Extracted data =>
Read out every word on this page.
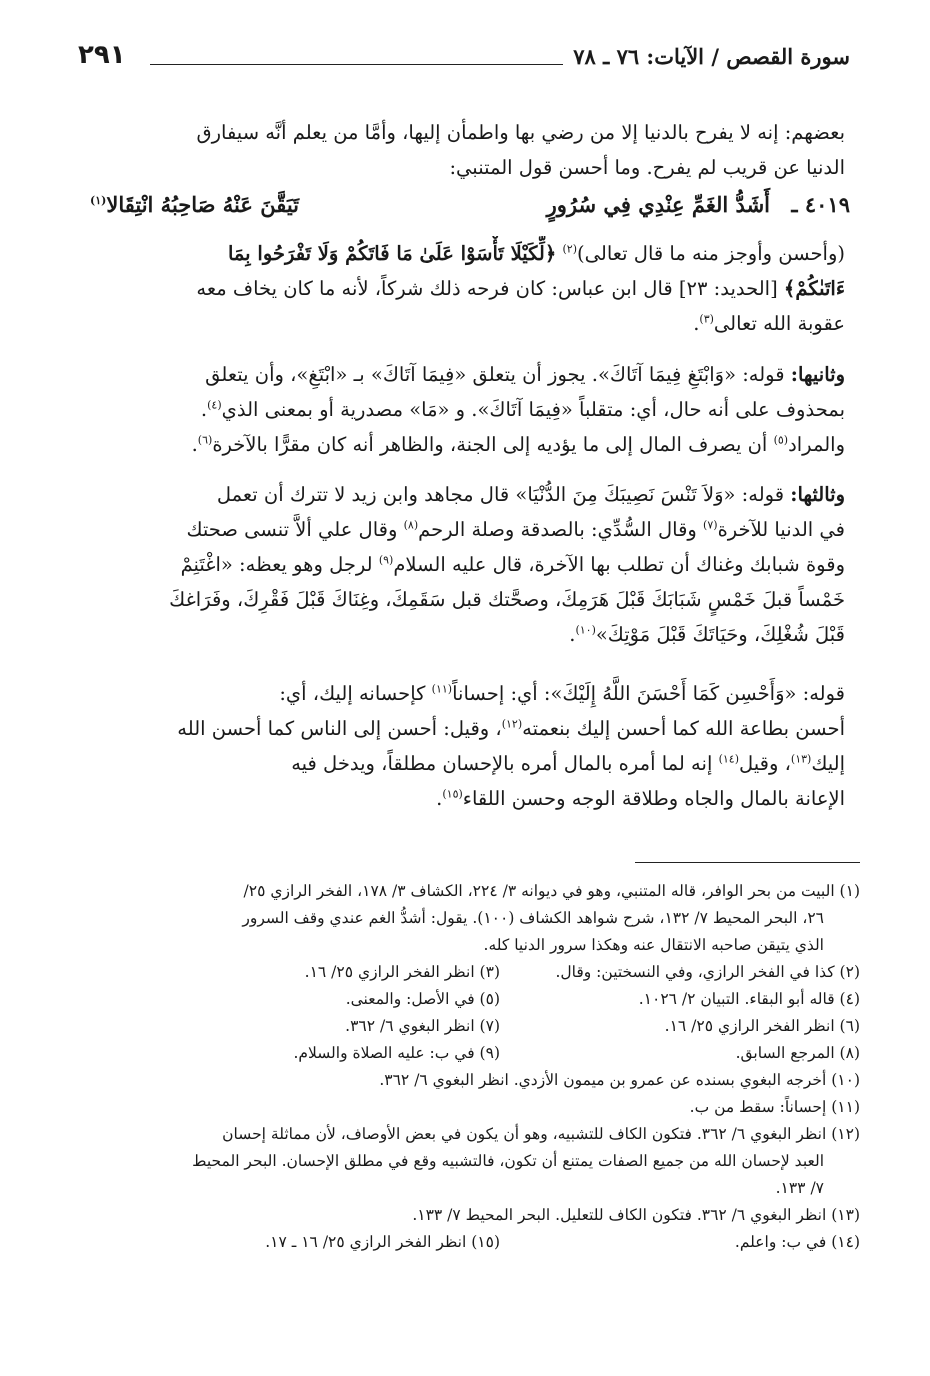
٢٩١	سورة القصص / الآيات: ٧٦ ـ ٧٨
بعضهم: إنه لا يفرح بالدنيا إلا من رضي بها واطمأن إليها، وأمَّا من يعلم أنَّه سيفارق
الدنيا عن قريب لم يفرح. وما أحسن قول المتنبي:
٤٠١٩ ـ
أَشَدُّ الغَمِّ عِنْدِي فِي سُرُورٍ
تَيَقَّنَ عَنْهُ صَاحِبُهُ انْتِقَالا$^{(١)}$
(وأحسن وأوجز منه ما قال تعالى)$^{(٢)}$ ﴿لِّكَيْلَا تَأْسَوْا عَلَىٰ مَا فَاتَكُمْ وَلَا تَفْرَحُوا بِمَا
ءَاتَىٰكُمْ﴾ [الحديد: ٢٣] قال ابن عباس: كان فرحه ذلك شركاً، لأنه ما كان يخاف معه
عقوبة الله تعالى$^{(٣)}$.
وثانيها: قوله: «وَابْتَغِ فِيمَا آتَاكَ». يجوز أن يتعلق «فِيمَا آتَاكَ» بـ «ابْتَغِ»، وأن يتعلق
بمحذوف على أنه حال، أي: متقلباً «فِيمَا آتَاكَ». و «مَا» مصدرية أو بمعنى الذي$^{(٤)}$.
والمراد$^{(٥)}$ أن يصرف المال إلى ما يؤديه إلى الجنة، والظاهر أنه كان مقرًّا بالآخرة$^{(٦)}$.
وثالثها: قوله: «وَلاَ تَنْسَ نَصِيبَكَ مِنَ الدُّنْيَا» قال مجاهد وابن زيد لا تترك أن تعمل
في الدنيا للآخرة$^{(٧)}$ وقال السُّدِّي: بالصدقة وصلة الرحم$^{(٨)}$ وقال علي ألاَّ تنسى صحتك
وقوة شبابك وغناك أن تطلب بها الآخرة، قال عليه السلام$^{(٩)}$ لرجل وهو يعظه: «اغْتَنِمْ
خَمْساً قبلَ خَمْسٍ شَبَابَكَ قَبْلَ هَرَمِكَ، وصحَّتك قبل سَقَمِكَ، وغِنَاكَ قَبْلَ فَقْرِكَ، وفَرَاغكَ
قَبْلَ شُغْلِكَ، وحَيَاتَكَ قَبْلَ مَوْتِكَ»$^{(١٠)}$.
قوله: «وَأَحْسِن كَمَا أَحْسَنَ اللَّهُ إِلَيْكَ»: أي: إحساناً$^{(١١)}$ كإحسانه إليك، أي:
أحسن بطاعة الله كما أحسن إليك بنعمته$^{(١٢)}$، وقيل: أحسن إلى الناس كما أحسن الله
إليك$^{(١٣)}$، وقيل$^{(١٤)}$ إنه لما أمره بالمال أمره بالإحسان مطلقاً، ويدخل فيه
الإعانة بالمال والجاه وطلاقة الوجه وحسن اللقاء$^{(١٥)}$.
(١) البيت من بحر الوافر، قاله المتنبي، وهو في ديوانه ٣/ ٢٢٤، الكشاف ٣/ ١٧٨، الفخر الرازي ٢٥/
٢٦، البحر المحيط ٧/ ١٣٢، شرح شواهد الكشاف (١٠٠). يقول: أشدُّ الغم عندي وقف السرور
الذي يتيقن صاحبه الانتقال عنه وهكذا سرور الدنيا كله.
(٢) كذا في الفخر الرازي، وفي النسختين: وقال.
(٣) انظر الفخر الرازي ٢٥/ ١٦.
(٤) قاله أبو البقاء. التبيان ٢/ ١٠٢٦.
(٥) في الأصل: والمعنى.
(٦) انظر الفخر الرازي ٢٥/ ١٦.
(٧) انظر البغوي ٦/ ٣٦٢.
(٨) المرجع السابق.
(٩) في ب: عليه الصلاة والسلام.
(١٠) أخرجه البغوي بسنده عن عمرو بن ميمون الأزدي. انظر البغوي ٦/ ٣٦٢.
(١١) إحساناً: سقط من ب.
(١٢) انظر البغوي ٦/ ٣٦٢. فتكون الكاف للتشبيه، وهو أن يكون في بعض الأوصاف، لأن مماثلة إحسان
العبد لإحسان الله من جميع الصفات يمتنع أن تكون، فالتشبيه وقع في مطلق الإحسان. البحر المحيط
٧/ ١٣٣.
(١٣) انظر البغوي ٦/ ٣٦٢. فتكون الكاف للتعليل. البحر المحيط ٧/ ١٣٣.
(١٤) في ب: واعلم.
(١٥) انظر الفخر الرازي ٢٥/ ١٦ ـ ١٧.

Requirement =>
Quote every line word for word and keep the images out of the copy.

Result for this exercise =>
Read out every word on this page.
٢٩١	سورة القصص / الآيات: ٧٦ ـ ٧٨
بعضهم: إنه لا يفرح بالدنيا إلا من رضي بها واطمأن إليها، وأمَّا من يعلم أنَّه سيفارق
الدنيا عن قريب لم يفرح. وما أحسن قول المتنبي:
٤٠١٩ ـ
أَشَدُّ الغَمِّ عِنْدِي فِي سُرُورٍ
تَيَقَّنَ عَنْهُ صَاحِبُهُ انْتِقَالا$^{(١)}$
(وأحسن وأوجز منه ما قال تعالى)$^{(٢)}$ ﴿لِّكَيْلَا تَأْسَوْا عَلَىٰ مَا فَاتَكُمْ وَلَا تَفْرَحُوا بِمَا
ءَاتَىٰكُمْ﴾ [الحديد: ٢٣] قال ابن عباس: كان فرحه ذلك شركاً، لأنه ما كان يخاف معه
عقوبة الله تعالى$^{(٣)}$.
وثانيها: قوله: «وَابْتَغِ فِيمَا آتَاكَ». يجوز أن يتعلق «فِيمَا آتَاكَ» بـ «ابْتَغِ»، وأن يتعلق
بمحذوف على أنه حال، أي: متقلباً «فِيمَا آتَاكَ». و «مَا» مصدرية أو بمعنى الذي$^{(٤)}$.
والمراد$^{(٥)}$ أن يصرف المال إلى ما يؤديه إلى الجنة، والظاهر أنه كان مقرًّا بالآخرة$^{(٦)}$.
وثالثها: قوله: «وَلاَ تَنْسَ نَصِيبَكَ مِنَ الدُّنْيَا» قال مجاهد وابن زيد لا تترك أن تعمل
في الدنيا للآخرة$^{(٧)}$ وقال السُّدِّي: بالصدقة وصلة الرحم$^{(٨)}$ وقال علي ألاَّ تنسى صحتك
وقوة شبابك وغناك أن تطلب بها الآخرة، قال عليه السلام$^{(٩)}$ لرجل وهو يعظه: «اغْتَنِمْ
خَمْساً قبلَ خَمْسٍ شَبَابَكَ قَبْلَ هَرَمِكَ، وصحَّتك قبل سَقَمِكَ، وغِنَاكَ قَبْلَ فَقْرِكَ، وفَرَاغكَ
قَبْلَ شُغْلِكَ، وحَيَاتَكَ قَبْلَ مَوْتِكَ»$^{(١٠)}$.
قوله: «وَأَحْسِن كَمَا أَحْسَنَ اللَّهُ إِلَيْكَ»: أي: إحساناً$^{(١١)}$ كإحسانه إليك، أي:
أحسن بطاعة الله كما أحسن إليك بنعمته$^{(١٢)}$، وقيل: أحسن إلى الناس كما أحسن الله
إليك$^{(١٣)}$، وقيل$^{(١٤)}$ إنه لما أمره بالمال أمره بالإحسان مطلقاً، ويدخل فيه
الإعانة بالمال والجاه وطلاقة الوجه وحسن اللقاء$^{(١٥)}$.
(١) البيت من بحر الوافر، قاله المتنبي، وهو في ديوانه ٣/ ٢٢٤، الكشاف ٣/ ١٧٨، الفخر الرازي ٢٥/
٢٦، البحر المحيط ٧/ ١٣٢، شرح شواهد الكشاف (١٠٠). يقول: أشدُّ الغم عندي وقف السرور
الذي يتيقن صاحبه الانتقال عنه وهكذا سرور الدنيا كله.
(٢) كذا في الفخر الرازي، وفي النسختين: وقال.
(٣) انظر الفخر الرازي ٢٥/ ١٦.
(٤) قاله أبو البقاء. التبيان ٢/ ١٠٢٦.
(٥) في الأصل: والمعنى.
(٦) انظر الفخر الرازي ٢٥/ ١٦.
(٧) انظر البغوي ٦/ ٣٦٢.
(٨) المرجع السابق.
(٩) في ب: عليه الصلاة والسلام.
(١٠) أخرجه البغوي بسنده عن عمرو بن ميمون الأزدي. انظر البغوي ٦/ ٣٦٢.
(١١) إحساناً: سقط من ب.
(١٢) انظر البغوي ٦/ ٣٦٢. فتكون الكاف للتشبيه، وهو أن يكون في بعض الأوصاف، لأن مماثلة إحسان
العبد لإحسان الله من جميع الصفات يمتنع أن تكون، فالتشبيه وقع في مطلق الإحسان. البحر المحيط
٧/ ١٣٣.
(١٣) انظر البغوي ٦/ ٣٦٢. فتكون الكاف للتعليل. البحر المحيط ٧/ ١٣٣.
(١٤) في ب: واعلم.
(١٥) انظر الفخر الرازي ٢٥/ ١٦ ـ ١٧.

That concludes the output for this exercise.